GIVEN PROBLEM.
Using the material that follows, identify and copy each line with the string "just".
★ ★ ★ ★ ★ ★ ★
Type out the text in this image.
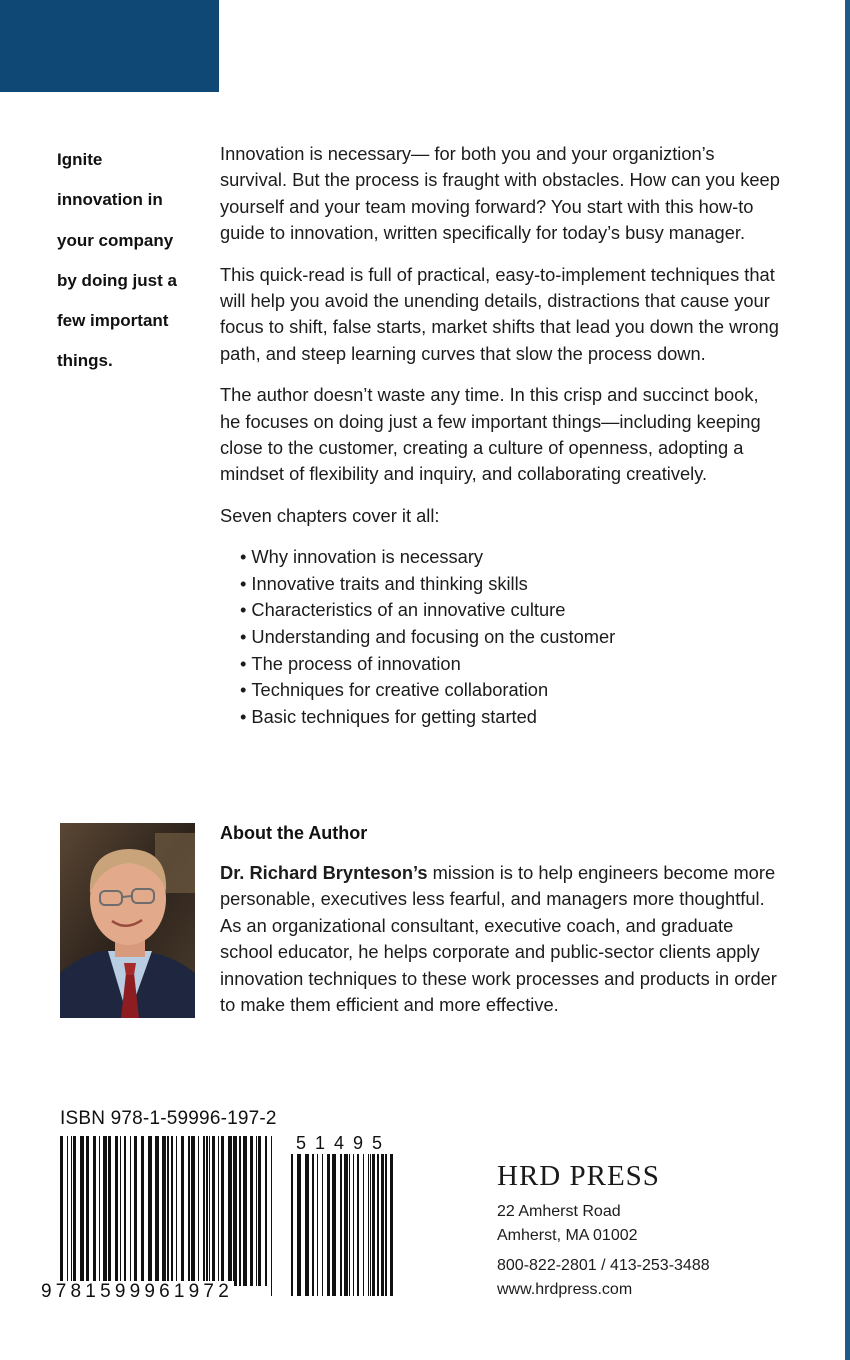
Ignite
innovation in
your company
by doing just a
few important
things.

Innovation is necessary— for both you and your organiztion’s survival. But the process is fraught with obstacles. How can you keep yourself and your team moving forward? You start with this how-to guide to innovation, written specifically for today’s busy manager.

This quick-read is full of practical, easy-to-implement techniques that will help you avoid the unending details, distractions that cause your focus to shift, false starts, market shifts that lead you down the wrong path, and steep learning curves that slow the process down.

The author doesn’t waste any time. In this crisp and succinct book, he focuses on doing just a few important things—including keeping close to the customer, creating a culture of openness, adopting a mindset of flexibility and inquiry, and collaborating creatively.

Seven chapters cover it all:

• Why innovation is necessary
• Innovative traits and thinking skills
• Characteristics of an innovative culture
• Understanding and focusing on the customer
• The process of innovation
• Techniques for creative collaboration
• Basic techniques for getting started
About the Author
Dr. Richard Brynteson’s mission is to help engineers become more personable, executives less fearful, and managers more thoughtful. As an organizational consultant, executive coach, and graduate school educator, he helps corporate and public-sector clients apply innovation techniques to these work processes and products in order to make them efficient and more effective.
ISBN 978-1-59996-197-2
51495
9781599961972
HRD PRESS
22 Amherst Road
Amherst, MA 01002
800-822-2801 / 413-253-3488
www.hrdpress.com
★ ★ ★ ★ ★ ★ ★
RESULT BELOW.
by doing just a
The author doesn’t waste any time. In this crisp and succinct book, he focuses on doing just a few important things—including keeping close to the customer, creating a culture of openness, adopting a mindset of flexibility and inquiry, and collaborating creatively.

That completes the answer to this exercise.